## WORK TO BE COMPLETED
Copy out the items word for word, starting at the very first line and ending after the line that contains "inspection-unit-label: 检查单位 —".

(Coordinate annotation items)
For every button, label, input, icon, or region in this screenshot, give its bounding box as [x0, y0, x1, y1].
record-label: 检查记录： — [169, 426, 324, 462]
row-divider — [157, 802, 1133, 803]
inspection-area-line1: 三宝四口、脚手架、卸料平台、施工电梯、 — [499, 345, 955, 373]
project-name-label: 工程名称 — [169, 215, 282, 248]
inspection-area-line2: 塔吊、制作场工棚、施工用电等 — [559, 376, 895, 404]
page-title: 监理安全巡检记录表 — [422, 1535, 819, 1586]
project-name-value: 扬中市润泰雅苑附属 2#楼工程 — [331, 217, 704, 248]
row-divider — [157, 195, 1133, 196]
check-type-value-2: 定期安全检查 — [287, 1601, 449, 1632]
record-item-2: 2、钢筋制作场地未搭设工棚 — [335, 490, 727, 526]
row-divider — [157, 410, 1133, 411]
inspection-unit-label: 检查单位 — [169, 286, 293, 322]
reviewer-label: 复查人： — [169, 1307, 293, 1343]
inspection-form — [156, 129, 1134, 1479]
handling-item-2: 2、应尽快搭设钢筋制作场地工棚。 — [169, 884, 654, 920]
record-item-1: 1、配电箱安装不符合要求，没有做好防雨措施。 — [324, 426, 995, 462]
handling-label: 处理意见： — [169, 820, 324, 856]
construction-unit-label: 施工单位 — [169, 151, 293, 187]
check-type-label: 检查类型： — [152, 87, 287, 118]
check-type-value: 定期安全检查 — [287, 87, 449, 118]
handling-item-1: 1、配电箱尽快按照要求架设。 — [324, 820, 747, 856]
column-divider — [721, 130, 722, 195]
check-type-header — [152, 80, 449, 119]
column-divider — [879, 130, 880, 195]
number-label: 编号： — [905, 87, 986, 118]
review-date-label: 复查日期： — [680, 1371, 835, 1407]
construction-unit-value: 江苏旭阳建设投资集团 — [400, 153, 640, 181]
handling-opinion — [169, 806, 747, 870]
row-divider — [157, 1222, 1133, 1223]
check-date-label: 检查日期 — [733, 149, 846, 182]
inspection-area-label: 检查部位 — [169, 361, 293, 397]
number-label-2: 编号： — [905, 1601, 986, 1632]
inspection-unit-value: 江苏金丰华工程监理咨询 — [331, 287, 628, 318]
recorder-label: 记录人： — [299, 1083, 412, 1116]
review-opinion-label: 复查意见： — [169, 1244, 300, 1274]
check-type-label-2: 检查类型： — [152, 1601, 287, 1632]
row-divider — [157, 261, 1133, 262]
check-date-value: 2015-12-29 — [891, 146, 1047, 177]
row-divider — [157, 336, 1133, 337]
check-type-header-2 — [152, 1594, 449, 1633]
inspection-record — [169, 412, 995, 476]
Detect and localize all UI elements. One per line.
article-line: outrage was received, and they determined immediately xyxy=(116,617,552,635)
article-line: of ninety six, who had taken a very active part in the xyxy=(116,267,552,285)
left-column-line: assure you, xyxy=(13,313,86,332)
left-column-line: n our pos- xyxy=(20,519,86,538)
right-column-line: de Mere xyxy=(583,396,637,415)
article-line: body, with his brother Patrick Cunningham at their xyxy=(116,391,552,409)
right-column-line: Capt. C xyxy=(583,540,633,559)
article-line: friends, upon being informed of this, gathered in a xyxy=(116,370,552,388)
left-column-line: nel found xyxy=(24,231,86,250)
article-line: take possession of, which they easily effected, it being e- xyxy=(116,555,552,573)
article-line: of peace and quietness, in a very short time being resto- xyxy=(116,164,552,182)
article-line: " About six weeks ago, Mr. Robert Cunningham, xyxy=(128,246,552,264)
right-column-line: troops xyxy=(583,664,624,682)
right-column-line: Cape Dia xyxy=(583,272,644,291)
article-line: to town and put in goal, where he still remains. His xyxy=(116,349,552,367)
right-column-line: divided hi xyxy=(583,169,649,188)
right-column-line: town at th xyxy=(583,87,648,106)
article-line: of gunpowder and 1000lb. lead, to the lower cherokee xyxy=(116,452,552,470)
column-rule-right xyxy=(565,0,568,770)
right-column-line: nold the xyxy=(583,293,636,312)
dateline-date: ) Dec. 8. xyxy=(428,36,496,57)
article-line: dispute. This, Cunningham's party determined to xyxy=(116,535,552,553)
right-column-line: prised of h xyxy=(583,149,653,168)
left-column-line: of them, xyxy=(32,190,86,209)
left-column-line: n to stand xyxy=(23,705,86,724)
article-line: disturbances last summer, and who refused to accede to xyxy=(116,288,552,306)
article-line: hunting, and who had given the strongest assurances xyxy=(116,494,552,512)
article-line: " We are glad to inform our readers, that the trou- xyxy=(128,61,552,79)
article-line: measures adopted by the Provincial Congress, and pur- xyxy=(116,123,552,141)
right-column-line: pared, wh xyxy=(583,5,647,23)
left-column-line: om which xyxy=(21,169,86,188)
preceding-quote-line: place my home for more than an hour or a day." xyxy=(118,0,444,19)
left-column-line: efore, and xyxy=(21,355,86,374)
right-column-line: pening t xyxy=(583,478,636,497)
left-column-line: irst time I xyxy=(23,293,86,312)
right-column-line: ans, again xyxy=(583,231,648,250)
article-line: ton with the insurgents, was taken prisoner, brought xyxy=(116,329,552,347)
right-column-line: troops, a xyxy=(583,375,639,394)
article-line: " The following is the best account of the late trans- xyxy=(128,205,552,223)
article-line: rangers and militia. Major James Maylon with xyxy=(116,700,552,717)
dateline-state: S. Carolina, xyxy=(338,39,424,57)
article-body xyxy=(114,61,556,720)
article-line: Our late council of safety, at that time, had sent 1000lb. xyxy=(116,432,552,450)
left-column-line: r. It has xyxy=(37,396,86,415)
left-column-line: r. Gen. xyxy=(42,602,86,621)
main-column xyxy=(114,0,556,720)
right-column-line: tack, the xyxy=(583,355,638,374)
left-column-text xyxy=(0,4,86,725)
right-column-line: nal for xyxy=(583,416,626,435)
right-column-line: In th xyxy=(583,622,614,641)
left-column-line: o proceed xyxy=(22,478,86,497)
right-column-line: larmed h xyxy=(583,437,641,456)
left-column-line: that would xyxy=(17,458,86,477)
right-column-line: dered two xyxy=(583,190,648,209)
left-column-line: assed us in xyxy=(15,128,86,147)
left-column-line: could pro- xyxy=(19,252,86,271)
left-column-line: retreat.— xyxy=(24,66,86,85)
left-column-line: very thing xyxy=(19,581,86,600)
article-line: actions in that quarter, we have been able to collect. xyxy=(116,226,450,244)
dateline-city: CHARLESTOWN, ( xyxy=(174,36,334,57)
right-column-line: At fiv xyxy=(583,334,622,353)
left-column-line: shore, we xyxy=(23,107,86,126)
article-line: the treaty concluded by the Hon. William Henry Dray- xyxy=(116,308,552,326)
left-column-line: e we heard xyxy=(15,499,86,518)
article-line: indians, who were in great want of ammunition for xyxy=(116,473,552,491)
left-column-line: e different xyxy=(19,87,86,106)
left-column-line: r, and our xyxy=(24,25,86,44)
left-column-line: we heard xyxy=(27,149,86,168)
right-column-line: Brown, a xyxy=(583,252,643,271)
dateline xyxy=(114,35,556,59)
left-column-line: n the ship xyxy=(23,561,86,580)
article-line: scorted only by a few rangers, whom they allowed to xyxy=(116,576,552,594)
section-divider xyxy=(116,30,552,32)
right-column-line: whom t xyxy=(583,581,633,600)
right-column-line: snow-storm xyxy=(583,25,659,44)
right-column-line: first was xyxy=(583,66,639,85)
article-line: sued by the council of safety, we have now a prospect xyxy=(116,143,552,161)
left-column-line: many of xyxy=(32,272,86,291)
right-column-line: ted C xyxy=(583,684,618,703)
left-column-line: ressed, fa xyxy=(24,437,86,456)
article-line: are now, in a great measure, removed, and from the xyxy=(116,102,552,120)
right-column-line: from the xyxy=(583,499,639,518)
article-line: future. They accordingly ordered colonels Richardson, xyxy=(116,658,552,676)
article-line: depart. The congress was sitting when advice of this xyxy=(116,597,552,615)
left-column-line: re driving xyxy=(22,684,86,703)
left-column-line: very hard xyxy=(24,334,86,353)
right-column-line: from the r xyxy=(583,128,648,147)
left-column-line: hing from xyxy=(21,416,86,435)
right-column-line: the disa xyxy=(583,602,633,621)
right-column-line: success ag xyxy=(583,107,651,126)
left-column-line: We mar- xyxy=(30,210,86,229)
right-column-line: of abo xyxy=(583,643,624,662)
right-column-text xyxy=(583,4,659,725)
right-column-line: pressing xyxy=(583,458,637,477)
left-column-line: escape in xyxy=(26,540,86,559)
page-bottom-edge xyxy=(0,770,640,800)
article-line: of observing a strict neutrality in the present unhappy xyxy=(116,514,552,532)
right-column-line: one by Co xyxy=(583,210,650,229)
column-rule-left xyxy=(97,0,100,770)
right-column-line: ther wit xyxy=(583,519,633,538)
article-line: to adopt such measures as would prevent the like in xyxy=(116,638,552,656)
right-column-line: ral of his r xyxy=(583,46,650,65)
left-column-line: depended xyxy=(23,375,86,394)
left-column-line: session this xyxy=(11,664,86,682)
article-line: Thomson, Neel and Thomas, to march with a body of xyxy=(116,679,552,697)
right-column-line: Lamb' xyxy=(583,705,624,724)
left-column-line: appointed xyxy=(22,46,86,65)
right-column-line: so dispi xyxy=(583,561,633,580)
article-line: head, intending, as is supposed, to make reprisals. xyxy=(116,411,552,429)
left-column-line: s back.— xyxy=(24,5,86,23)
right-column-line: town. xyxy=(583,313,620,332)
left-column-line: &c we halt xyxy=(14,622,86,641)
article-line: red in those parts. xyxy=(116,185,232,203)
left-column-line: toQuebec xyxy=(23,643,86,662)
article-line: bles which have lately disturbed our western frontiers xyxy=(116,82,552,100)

## ANSWER TO THIS EXERCISE
For every button, label, input, icon, or region in this screenshot, give its bounding box as [x0, y0, x1, y1].
record-label: 检查记录： — [169, 426, 324, 462]
row-divider — [157, 802, 1133, 803]
inspection-area-line1: 三宝四口、脚手架、卸料平台、施工电梯、 — [499, 345, 955, 373]
project-name-label: 工程名称 — [169, 215, 282, 248]
inspection-area-line2: 塔吊、制作场工棚、施工用电等 — [559, 376, 895, 404]
page-title: 监理安全巡检记录表 — [422, 1535, 819, 1586]
project-name-value: 扬中市润泰雅苑附属 2#楼工程 — [331, 217, 704, 248]
row-divider — [157, 195, 1133, 196]
check-type-value-2: 定期安全检查 — [287, 1601, 449, 1632]
record-item-2: 2、钢筋制作场地未搭设工棚 — [335, 490, 727, 526]
row-divider — [157, 410, 1133, 411]
inspection-unit-label: 检查单位 — [169, 286, 293, 322]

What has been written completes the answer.